- **Exercise aim**
In the entries below, find every line holding the string "tohi" and collect it.

### Data for this exercise ###

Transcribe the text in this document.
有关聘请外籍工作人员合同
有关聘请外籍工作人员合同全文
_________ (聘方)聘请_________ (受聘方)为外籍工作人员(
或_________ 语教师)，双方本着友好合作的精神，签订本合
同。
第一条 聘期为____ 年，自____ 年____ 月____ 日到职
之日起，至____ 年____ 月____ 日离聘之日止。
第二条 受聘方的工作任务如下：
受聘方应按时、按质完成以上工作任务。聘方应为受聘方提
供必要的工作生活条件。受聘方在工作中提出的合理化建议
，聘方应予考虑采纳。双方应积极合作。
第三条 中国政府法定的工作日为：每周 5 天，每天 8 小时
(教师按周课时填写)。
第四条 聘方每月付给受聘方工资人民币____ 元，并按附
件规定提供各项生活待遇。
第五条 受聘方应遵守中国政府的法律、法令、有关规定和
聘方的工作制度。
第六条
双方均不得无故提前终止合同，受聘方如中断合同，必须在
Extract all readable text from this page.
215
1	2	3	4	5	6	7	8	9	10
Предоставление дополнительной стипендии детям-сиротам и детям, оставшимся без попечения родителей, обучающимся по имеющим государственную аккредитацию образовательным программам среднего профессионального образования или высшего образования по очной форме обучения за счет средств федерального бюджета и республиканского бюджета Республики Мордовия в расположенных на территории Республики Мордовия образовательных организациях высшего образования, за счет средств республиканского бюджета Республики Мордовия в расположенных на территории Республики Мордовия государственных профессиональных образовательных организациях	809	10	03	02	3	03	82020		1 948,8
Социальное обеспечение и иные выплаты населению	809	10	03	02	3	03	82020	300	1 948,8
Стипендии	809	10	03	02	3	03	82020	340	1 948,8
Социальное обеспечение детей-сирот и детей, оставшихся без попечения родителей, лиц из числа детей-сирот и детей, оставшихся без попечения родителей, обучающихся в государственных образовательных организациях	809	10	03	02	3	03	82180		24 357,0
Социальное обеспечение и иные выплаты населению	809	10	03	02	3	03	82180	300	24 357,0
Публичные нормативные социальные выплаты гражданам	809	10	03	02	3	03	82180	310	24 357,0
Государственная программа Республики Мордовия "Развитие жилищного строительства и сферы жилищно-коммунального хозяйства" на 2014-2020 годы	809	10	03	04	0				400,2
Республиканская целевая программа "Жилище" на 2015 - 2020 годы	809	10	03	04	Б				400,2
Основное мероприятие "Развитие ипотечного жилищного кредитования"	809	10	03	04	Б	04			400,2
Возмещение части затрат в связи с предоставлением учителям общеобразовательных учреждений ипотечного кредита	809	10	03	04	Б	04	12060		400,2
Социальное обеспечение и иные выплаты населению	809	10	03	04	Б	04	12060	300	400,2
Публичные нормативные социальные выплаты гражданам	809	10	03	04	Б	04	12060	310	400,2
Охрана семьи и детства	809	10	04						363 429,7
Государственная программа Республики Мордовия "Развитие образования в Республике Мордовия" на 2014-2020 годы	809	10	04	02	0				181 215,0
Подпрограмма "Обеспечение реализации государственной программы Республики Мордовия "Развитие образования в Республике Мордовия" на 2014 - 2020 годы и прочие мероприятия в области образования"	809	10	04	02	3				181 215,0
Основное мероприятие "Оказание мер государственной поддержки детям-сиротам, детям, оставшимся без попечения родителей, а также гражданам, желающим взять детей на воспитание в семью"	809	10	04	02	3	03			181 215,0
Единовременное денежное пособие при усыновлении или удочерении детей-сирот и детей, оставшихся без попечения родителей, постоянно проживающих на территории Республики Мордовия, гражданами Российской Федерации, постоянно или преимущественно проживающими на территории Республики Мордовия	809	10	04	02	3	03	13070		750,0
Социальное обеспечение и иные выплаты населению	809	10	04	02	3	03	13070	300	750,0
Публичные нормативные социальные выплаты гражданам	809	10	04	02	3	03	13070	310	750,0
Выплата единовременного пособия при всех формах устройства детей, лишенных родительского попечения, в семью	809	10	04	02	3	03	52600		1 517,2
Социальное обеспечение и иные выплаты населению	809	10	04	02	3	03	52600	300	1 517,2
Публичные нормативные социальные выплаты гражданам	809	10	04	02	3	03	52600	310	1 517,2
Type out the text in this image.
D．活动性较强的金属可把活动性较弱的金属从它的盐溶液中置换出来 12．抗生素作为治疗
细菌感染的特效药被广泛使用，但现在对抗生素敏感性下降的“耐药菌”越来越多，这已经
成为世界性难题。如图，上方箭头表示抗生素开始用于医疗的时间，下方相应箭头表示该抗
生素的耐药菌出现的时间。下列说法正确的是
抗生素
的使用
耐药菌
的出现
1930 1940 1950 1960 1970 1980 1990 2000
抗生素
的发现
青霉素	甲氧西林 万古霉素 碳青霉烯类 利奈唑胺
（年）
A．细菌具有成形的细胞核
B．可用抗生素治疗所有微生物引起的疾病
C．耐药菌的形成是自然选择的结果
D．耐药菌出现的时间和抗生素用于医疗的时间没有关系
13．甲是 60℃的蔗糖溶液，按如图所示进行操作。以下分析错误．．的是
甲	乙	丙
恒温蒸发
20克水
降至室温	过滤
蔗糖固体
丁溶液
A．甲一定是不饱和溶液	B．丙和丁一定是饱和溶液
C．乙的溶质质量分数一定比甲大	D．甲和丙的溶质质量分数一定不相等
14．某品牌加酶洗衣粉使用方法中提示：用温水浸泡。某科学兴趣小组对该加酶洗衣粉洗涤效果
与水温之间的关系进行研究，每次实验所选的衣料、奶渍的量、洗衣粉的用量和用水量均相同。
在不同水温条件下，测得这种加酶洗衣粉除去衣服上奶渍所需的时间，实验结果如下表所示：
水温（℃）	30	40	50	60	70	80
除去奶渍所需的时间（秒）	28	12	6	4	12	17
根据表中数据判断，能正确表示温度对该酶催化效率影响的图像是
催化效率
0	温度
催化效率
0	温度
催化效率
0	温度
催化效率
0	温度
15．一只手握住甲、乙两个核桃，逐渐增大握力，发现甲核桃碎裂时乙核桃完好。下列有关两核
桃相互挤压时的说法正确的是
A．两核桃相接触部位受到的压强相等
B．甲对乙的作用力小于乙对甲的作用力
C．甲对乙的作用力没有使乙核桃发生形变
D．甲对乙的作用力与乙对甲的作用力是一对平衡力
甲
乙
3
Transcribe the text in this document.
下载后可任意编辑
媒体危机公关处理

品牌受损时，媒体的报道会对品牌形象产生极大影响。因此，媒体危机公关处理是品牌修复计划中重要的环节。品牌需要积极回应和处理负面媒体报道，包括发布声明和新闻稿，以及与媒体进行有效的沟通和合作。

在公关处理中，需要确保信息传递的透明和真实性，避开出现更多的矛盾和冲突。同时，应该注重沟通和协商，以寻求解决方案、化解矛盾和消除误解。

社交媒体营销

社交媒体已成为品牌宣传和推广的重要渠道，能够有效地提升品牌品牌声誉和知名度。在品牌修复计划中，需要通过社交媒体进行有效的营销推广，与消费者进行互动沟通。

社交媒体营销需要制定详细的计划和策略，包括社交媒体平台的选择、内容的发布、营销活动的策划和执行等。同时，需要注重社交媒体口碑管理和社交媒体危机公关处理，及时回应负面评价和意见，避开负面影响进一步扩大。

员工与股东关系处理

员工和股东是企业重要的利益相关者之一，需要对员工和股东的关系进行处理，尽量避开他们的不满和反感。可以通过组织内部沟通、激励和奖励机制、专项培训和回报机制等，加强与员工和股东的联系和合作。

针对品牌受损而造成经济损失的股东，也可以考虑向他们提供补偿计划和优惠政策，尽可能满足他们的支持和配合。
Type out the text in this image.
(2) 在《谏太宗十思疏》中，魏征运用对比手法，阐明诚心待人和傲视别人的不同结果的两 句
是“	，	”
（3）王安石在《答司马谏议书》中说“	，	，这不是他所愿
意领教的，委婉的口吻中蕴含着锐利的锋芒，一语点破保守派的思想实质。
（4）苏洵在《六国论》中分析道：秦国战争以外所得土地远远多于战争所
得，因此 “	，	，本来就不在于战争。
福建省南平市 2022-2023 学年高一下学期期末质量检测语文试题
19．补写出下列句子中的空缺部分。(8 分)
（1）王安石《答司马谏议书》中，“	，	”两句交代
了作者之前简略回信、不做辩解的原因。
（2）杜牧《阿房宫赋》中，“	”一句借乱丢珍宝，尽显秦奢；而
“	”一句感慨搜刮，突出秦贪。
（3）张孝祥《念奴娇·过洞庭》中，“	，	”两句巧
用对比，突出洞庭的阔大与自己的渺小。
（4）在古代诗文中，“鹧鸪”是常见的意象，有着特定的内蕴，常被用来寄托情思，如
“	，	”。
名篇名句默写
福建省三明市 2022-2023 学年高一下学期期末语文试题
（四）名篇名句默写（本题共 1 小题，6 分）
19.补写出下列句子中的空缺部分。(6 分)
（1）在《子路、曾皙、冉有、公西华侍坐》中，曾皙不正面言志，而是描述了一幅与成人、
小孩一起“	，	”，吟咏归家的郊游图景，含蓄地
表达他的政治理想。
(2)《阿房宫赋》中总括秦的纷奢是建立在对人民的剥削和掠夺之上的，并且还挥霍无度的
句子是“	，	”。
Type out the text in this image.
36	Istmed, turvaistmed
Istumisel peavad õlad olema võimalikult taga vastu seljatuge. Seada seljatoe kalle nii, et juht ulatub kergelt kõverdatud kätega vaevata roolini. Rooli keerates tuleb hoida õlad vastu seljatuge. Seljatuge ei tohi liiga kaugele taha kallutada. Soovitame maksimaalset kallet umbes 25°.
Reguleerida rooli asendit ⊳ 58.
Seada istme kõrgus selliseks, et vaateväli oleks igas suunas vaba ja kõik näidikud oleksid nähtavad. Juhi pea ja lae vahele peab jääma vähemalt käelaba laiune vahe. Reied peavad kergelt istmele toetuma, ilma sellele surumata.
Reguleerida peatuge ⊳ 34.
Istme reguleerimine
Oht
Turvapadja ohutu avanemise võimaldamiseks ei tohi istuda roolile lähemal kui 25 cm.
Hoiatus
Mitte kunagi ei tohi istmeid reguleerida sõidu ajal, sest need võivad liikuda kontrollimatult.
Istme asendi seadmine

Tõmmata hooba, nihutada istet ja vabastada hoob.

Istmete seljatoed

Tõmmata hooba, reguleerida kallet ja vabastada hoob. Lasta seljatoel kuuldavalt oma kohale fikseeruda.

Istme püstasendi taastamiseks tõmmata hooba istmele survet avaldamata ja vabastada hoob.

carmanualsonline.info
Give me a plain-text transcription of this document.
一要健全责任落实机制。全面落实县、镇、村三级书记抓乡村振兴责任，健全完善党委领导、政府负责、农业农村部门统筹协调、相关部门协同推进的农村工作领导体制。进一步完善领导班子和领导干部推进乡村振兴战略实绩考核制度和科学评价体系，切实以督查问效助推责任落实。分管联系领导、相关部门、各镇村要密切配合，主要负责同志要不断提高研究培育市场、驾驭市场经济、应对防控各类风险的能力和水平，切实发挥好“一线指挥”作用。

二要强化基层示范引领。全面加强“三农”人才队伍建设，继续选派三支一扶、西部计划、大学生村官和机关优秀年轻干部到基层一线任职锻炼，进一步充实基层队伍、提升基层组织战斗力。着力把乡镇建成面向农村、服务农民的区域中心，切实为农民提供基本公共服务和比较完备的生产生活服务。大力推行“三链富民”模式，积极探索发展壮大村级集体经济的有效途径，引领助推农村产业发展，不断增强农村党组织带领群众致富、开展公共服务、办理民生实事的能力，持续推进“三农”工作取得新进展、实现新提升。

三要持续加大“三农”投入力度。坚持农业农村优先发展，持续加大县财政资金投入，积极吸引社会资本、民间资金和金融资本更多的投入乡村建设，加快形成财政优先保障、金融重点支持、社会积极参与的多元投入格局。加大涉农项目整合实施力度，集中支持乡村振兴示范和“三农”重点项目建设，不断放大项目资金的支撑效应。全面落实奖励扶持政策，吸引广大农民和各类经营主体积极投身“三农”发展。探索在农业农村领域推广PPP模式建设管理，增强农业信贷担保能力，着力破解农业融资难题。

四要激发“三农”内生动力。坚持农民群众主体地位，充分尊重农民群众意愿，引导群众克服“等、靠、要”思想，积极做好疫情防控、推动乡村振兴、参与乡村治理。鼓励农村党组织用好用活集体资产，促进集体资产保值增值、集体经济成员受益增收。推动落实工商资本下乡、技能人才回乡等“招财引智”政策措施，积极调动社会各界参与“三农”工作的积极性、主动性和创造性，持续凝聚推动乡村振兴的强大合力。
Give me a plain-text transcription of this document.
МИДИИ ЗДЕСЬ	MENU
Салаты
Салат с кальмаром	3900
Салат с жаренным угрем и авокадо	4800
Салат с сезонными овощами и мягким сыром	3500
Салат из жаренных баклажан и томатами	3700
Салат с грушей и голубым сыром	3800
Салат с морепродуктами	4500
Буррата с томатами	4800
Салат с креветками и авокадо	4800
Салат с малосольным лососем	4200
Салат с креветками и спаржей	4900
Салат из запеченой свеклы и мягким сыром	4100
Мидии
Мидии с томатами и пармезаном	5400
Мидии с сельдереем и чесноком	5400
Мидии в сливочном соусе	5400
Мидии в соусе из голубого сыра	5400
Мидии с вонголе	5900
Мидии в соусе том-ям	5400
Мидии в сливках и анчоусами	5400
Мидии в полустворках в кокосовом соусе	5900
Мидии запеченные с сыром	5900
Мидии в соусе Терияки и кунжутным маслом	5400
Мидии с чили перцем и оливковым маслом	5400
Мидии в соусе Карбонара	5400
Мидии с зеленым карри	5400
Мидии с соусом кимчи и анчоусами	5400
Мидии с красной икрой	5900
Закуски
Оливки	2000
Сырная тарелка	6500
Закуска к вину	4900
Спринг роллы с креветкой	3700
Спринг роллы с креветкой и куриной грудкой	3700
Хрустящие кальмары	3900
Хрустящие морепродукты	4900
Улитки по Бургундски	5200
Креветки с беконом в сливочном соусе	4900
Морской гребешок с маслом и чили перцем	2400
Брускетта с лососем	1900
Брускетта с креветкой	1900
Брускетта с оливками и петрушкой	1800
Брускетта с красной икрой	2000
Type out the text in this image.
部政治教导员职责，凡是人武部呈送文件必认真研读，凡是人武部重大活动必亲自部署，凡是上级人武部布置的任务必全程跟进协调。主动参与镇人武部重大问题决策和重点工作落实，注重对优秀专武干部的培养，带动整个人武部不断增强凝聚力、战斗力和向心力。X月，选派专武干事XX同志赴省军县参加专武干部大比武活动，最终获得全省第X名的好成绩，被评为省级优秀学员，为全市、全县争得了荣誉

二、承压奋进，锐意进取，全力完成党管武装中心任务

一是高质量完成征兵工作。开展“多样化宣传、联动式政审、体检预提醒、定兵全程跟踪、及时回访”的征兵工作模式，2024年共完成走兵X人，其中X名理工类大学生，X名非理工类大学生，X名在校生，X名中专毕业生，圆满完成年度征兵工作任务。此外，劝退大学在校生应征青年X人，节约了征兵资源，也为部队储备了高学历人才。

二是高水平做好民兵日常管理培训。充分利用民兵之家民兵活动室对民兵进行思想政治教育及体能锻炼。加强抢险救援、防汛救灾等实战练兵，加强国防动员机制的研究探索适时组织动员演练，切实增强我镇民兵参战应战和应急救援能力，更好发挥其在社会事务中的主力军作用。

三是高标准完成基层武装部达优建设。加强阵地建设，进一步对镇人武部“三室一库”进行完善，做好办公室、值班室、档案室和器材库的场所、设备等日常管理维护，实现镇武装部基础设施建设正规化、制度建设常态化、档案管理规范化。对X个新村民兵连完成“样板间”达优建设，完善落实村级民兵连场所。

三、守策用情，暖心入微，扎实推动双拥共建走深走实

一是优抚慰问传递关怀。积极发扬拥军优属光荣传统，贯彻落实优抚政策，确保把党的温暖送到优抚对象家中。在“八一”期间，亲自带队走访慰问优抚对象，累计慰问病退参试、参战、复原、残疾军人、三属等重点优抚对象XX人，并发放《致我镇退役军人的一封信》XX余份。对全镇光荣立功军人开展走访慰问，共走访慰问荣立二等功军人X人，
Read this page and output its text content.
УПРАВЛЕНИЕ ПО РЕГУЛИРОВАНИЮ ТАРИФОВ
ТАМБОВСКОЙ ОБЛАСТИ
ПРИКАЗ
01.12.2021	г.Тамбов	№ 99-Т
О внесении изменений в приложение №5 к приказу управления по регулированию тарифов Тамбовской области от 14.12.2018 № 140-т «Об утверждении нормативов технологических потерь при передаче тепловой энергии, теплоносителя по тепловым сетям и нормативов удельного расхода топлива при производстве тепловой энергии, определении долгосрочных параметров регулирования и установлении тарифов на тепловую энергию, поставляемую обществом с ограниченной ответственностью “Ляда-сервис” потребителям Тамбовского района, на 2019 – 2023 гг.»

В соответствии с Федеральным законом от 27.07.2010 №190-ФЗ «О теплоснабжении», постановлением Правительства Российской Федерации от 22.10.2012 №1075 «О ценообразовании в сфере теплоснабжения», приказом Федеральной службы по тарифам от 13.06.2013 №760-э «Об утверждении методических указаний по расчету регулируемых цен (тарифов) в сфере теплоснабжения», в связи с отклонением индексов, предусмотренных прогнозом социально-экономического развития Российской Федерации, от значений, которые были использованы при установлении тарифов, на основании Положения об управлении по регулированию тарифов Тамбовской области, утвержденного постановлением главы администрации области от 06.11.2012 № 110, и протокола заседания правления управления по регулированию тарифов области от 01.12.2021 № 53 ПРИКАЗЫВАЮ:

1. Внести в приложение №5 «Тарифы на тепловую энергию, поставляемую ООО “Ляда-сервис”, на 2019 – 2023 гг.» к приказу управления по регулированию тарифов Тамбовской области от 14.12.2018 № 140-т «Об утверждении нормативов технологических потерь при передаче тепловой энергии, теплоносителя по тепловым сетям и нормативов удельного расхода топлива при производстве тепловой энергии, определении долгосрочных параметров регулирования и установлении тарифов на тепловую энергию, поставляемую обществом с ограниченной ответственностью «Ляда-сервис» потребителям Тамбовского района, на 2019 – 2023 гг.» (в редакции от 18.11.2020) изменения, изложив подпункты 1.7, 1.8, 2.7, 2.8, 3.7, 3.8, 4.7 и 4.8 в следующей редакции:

###

- **Written response**
Istumisel peavad õlad olema võimalikult taga vastu seljatuge. Seada seljatoe kalle nii, et juht ulatub kergelt kõverdatud kätega vaevata roolini. Rooli keerates tuleb hoida õlad vastu seljatuge. Seljatuge ei tohi liiga kaugele taha kallutada. Soovitame maksimaalset kallet umbes 25°.
Turvapadja ohutu avanemise võimaldamiseks ei tohi istuda roolile lähemal kui 25 cm.
Mitte kunagi ei tohi istmeid reguleerida sõidu ajal, sest need võivad liikuda kontrollimatult.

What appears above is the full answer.